**Work required:** Pictures stay out of the copy; restate everything else in the material exactly.

**Data for this task:**
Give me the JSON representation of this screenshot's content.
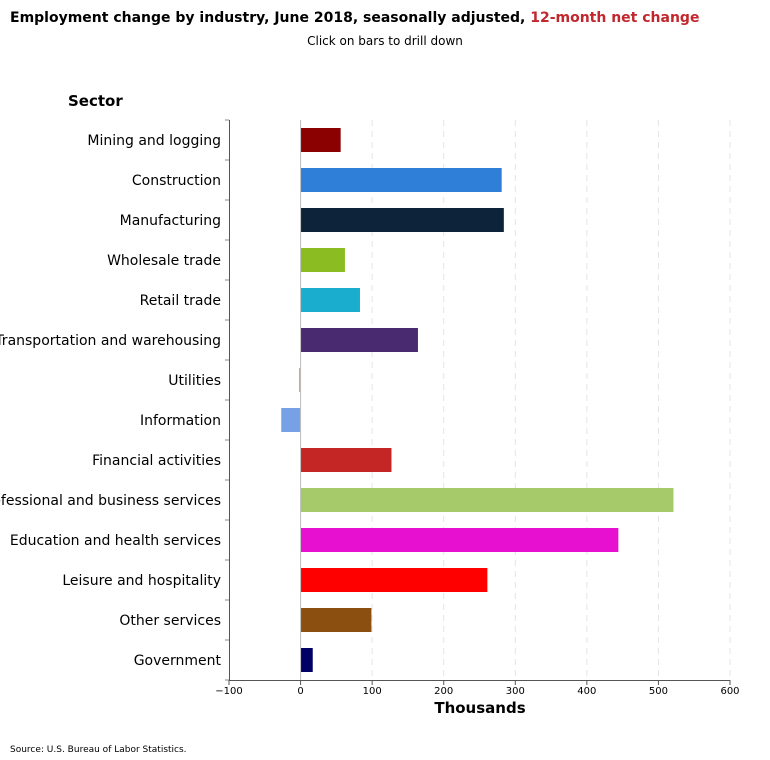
{
  "header": {
    "title_main": "Employment change by industry, June 2018, seasonally adjusted,",
    "title_accent": "12-month net change",
    "subtitle": "Click on bars to drill down"
  },
  "footer": {
    "source": "Source: U.S. Bureau of Labor Statistics."
  },
  "colors": {
    "title_accent": "#c1272d",
    "grid": "#e5e5e5"
  },
  "chart_data": {
    "type": "bar",
    "orientation": "horizontal",
    "ylabel": "Sector",
    "xlabel": "Thousands",
    "xlim": [
      -100,
      600
    ],
    "xticks": [
      -100,
      0,
      100,
      200,
      300,
      400,
      500,
      600
    ],
    "grid": "vertical dashed",
    "categories": [
      "Mining and logging",
      "Construction",
      "Manufacturing",
      "Wholesale trade",
      "Retail trade",
      "Transportation and warehousing",
      "Utilities",
      "Information",
      "Financial activities",
      "Professional and business services",
      "Education and health services",
      "Leisure and hospitality",
      "Other services",
      "Government"
    ],
    "values": [
      56,
      281,
      284,
      62,
      83,
      164,
      -2,
      -27,
      127,
      521,
      444,
      261,
      99,
      17
    ],
    "bar_colors": [
      "#8b0000",
      "#2f7ed8",
      "#0d233a",
      "#8bbc21",
      "#1aadce",
      "#492970",
      "#f28f43",
      "#77a1e5",
      "#c42525",
      "#a6c96a",
      "#e810d0",
      "#ff0000",
      "#8b5010",
      "#000066"
    ]
  }
}
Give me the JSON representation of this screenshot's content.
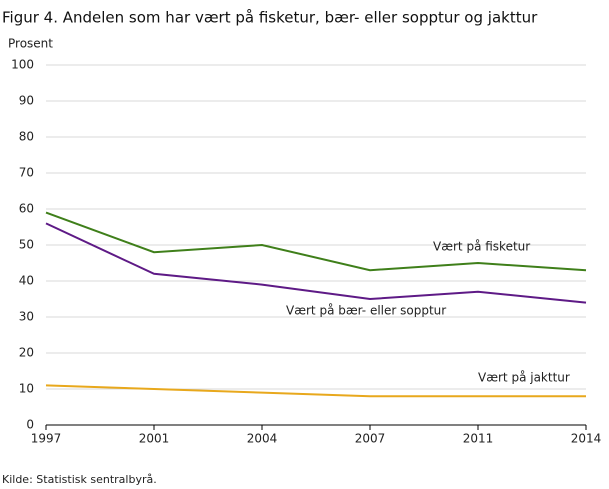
{
  "chart_data": {
    "type": "line",
    "title": "Figur 4. Andelen som har vært på fisketur, bær- eller sopptur og jakttur",
    "y_label": "Prosent",
    "source": "Kilde: Statistisk sentralbyrå.",
    "categories": [
      "1997",
      "2001",
      "2004",
      "2007",
      "2011",
      "2014"
    ],
    "series": [
      {
        "name": "Vært på fisketur",
        "color": "#3f7f1a",
        "values": [
          59,
          48,
          50,
          43,
          45,
          43
        ]
      },
      {
        "name": "Vært på bær- eller sopptur",
        "color": "#5e1a86",
        "values": [
          56,
          42,
          39,
          35,
          37,
          34
        ]
      },
      {
        "name": "Vært på jakttur",
        "color": "#e8a81c",
        "values": [
          11,
          10,
          9,
          8,
          8,
          8
        ]
      }
    ],
    "ylim": [
      0,
      100
    ],
    "yticks": [
      0,
      10,
      20,
      30,
      40,
      50,
      60,
      70,
      80,
      90,
      100
    ],
    "grid": true
  }
}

**Output for this exercise:**
Give me the JSON representation of this screenshot's content.
{
  "header": {
    "title_main": "Employment change by industry, June 2018, seasonally adjusted,",
    "title_accent": "12-month net change",
    "subtitle": "Click on bars to drill down"
  },
  "footer": {
    "source": "Source: U.S. Bureau of Labor Statistics."
  },
  "colors": {
    "title_accent": "#c1272d",
    "grid": "#e5e5e5"
  },
  "chart_data": {
    "type": "bar",
    "orientation": "horizontal",
    "ylabel": "Sector",
    "xlabel": "Thousands",
    "xlim": [
      -100,
      600
    ],
    "xticks": [
      -100,
      0,
      100,
      200,
      300,
      400,
      500,
      600
    ],
    "grid": "vertical dashed",
    "categories": [
      "Mining and logging",
      "Construction",
      "Manufacturing",
      "Wholesale trade",
      "Retail trade",
      "Transportation and warehousing",
      "Utilities",
      "Information",
      "Financial activities",
      "Professional and business services",
      "Education and health services",
      "Leisure and hospitality",
      "Other services",
      "Government"
    ],
    "values": [
      56,
      281,
      284,
      62,
      83,
      164,
      -2,
      -27,
      127,
      521,
      444,
      261,
      99,
      17
    ],
    "bar_colors": [
      "#8b0000",
      "#2f7ed8",
      "#0d233a",
      "#8bbc21",
      "#1aadce",
      "#492970",
      "#f28f43",
      "#77a1e5",
      "#c42525",
      "#a6c96a",
      "#e810d0",
      "#ff0000",
      "#8b5010",
      "#000066"
    ]
  }
}
Give me the JSON representation of this screenshot's content.
{
  "chart_data": {
    "type": "line",
    "title": "Figur 4. Andelen som har vært på fisketur, bær- eller sopptur og jakttur",
    "y_label": "Prosent",
    "source": "Kilde: Statistisk sentralbyrå.",
    "categories": [
      "1997",
      "2001",
      "2004",
      "2007",
      "2011",
      "2014"
    ],
    "series": [
      {
        "name": "Vært på fisketur",
        "color": "#3f7f1a",
        "values": [
          59,
          48,
          50,
          43,
          45,
          43
        ]
      },
      {
        "name": "Vært på bær- eller sopptur",
        "color": "#5e1a86",
        "values": [
          56,
          42,
          39,
          35,
          37,
          34
        ]
      },
      {
        "name": "Vært på jakttur",
        "color": "#e8a81c",
        "values": [
          11,
          10,
          9,
          8,
          8,
          8
        ]
      }
    ],
    "ylim": [
      0,
      100
    ],
    "yticks": [
      0,
      10,
      20,
      30,
      40,
      50,
      60,
      70,
      80,
      90,
      100
    ],
    "grid": true
  }
}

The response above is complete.